Dataset records on visual material:
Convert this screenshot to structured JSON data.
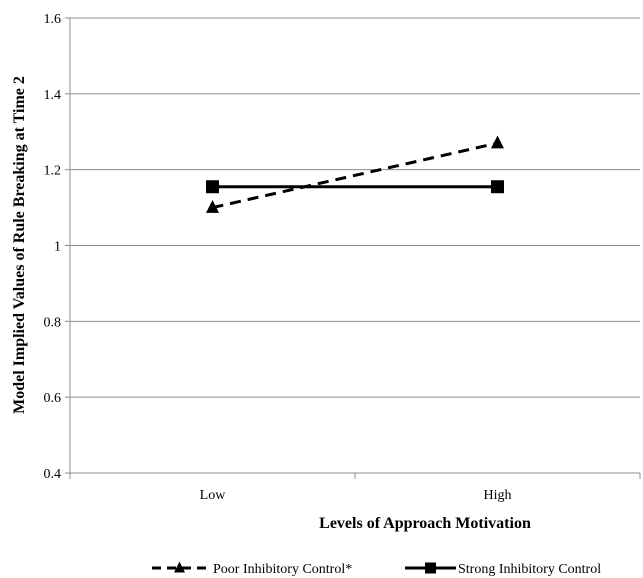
{
  "chart_data": {
    "type": "line",
    "title": "",
    "xlabel": "Levels of Approach Motivation",
    "ylabel": "Model Implied Values of Rule Breaking at Time 2",
    "categories": [
      "Low",
      "High"
    ],
    "ylim": [
      0.4,
      1.6
    ],
    "yticks": [
      "0.4",
      "0.6",
      "0.8",
      "1",
      "1.2",
      "1.4",
      "1.6"
    ],
    "grid": "horizontal",
    "legend_position": "bottom",
    "series": [
      {
        "name": "Poor Inhibitory Control*",
        "values": [
          1.1,
          1.27
        ],
        "line_style": "dashed",
        "marker": "triangle",
        "color": "#000000"
      },
      {
        "name": "Strong Inhibitory Control",
        "values": [
          1.155,
          1.155
        ],
        "line_style": "solid",
        "marker": "square",
        "color": "#000000"
      }
    ]
  }
}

PROBLEM DETAILS
Identify lines with the string "Inhibitory". Copy each one.

TASK ANSWER
        "name": "Poor Inhibitory Control*",
        "name": "Strong Inhibitory Control",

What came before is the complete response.